- **SHORT TASK**:
Would you transcribe all of the data exactly, down to the last character?

- **MATERIAL FOR THIS TASK**:

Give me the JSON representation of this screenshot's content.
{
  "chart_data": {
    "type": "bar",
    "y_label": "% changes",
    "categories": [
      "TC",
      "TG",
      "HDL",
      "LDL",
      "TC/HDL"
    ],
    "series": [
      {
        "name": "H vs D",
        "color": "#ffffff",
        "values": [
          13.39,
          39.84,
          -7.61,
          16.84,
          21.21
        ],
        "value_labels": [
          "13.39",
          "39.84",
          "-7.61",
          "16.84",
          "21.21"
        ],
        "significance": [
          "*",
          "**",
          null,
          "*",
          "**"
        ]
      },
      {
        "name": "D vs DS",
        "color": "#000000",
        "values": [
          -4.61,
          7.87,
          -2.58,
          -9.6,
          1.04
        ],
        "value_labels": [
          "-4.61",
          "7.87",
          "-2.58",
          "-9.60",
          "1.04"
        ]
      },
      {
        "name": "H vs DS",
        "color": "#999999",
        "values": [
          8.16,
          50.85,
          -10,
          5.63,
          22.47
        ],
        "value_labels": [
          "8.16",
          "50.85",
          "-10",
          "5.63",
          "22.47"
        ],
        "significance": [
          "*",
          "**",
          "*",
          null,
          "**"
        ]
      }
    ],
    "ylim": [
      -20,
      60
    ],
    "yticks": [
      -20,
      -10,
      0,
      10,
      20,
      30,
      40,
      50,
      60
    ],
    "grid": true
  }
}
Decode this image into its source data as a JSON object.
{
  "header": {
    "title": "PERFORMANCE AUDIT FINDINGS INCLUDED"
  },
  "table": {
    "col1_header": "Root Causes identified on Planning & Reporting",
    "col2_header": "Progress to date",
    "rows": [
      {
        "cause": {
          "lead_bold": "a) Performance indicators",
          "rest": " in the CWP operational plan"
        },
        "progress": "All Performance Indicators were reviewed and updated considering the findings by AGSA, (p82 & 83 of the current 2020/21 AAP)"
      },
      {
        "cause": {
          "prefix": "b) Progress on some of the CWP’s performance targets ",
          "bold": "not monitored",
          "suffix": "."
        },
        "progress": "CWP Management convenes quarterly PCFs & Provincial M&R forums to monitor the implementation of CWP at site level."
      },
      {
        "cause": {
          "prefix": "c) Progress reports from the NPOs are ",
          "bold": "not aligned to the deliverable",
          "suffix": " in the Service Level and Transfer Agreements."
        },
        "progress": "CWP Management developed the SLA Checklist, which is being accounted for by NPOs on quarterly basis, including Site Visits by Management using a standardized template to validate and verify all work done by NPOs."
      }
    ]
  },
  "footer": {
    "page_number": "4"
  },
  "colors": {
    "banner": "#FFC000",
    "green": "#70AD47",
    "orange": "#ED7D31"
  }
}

- **OUTPUT OF THE EXERCISE**:
Give me the JSON representation of this screenshot's content.
{
  "chart_data": {
    "type": "bar",
    "y_label": "% changes",
    "categories": [
      "TC",
      "TG",
      "HDL",
      "LDL",
      "TC/HDL"
    ],
    "series": [
      {
        "name": "H vs D",
        "color": "#ffffff",
        "values": [
          13.39,
          39.84,
          -7.61,
          16.84,
          21.21
        ],
        "value_labels": [
          "13.39",
          "39.84",
          "-7.61",
          "16.84",
          "21.21"
        ],
        "significance": [
          "*",
          "**",
          null,
          "*",
          "**"
        ]
      },
      {
        "name": "D vs DS",
        "color": "#000000",
        "values": [
          -4.61,
          7.87,
          -2.58,
          -9.6,
          1.04
        ],
        "value_labels": [
          "-4.61",
          "7.87",
          "-2.58",
          "-9.60",
          "1.04"
        ]
      },
      {
        "name": "H vs DS",
        "color": "#999999",
        "values": [
          8.16,
          50.85,
          -10,
          5.63,
          22.47
        ],
        "value_labels": [
          "8.16",
          "50.85",
          "-10",
          "5.63",
          "22.47"
        ],
        "significance": [
          "*",
          "**",
          "*",
          null,
          "**"
        ]
      }
    ],
    "ylim": [
      -20,
      60
    ],
    "yticks": [
      -20,
      -10,
      0,
      10,
      20,
      30,
      40,
      50,
      60
    ],
    "grid": true
  }
}
Decode this image into its source data as a JSON object.
{
  "header": {
    "title": "PERFORMANCE AUDIT FINDINGS INCLUDED"
  },
  "table": {
    "col1_header": "Root Causes identified on Planning & Reporting",
    "col2_header": "Progress to date",
    "rows": [
      {
        "cause": {
          "lead_bold": "a) Performance indicators",
          "rest": " in the CWP operational plan"
        },
        "progress": "All Performance Indicators were reviewed and updated considering the findings by AGSA, (p82 & 83 of the current 2020/21 AAP)"
      },
      {
        "cause": {
          "prefix": "b) Progress on some of the CWP’s performance targets ",
          "bold": "not monitored",
          "suffix": "."
        },
        "progress": "CWP Management convenes quarterly PCFs & Provincial M&R forums to monitor the implementation of CWP at site level."
      },
      {
        "cause": {
          "prefix": "c) Progress reports from the NPOs are ",
          "bold": "not aligned to the deliverable",
          "suffix": " in the Service Level and Transfer Agreements."
        },
        "progress": "CWP Management developed the SLA Checklist, which is being accounted for by NPOs on quarterly basis, including Site Visits by Management using a standardized template to validate and verify all work done by NPOs."
      }
    ]
  },
  "footer": {
    "page_number": "4"
  },
  "colors": {
    "banner": "#FFC000",
    "green": "#70AD47",
    "orange": "#ED7D31"
  }
}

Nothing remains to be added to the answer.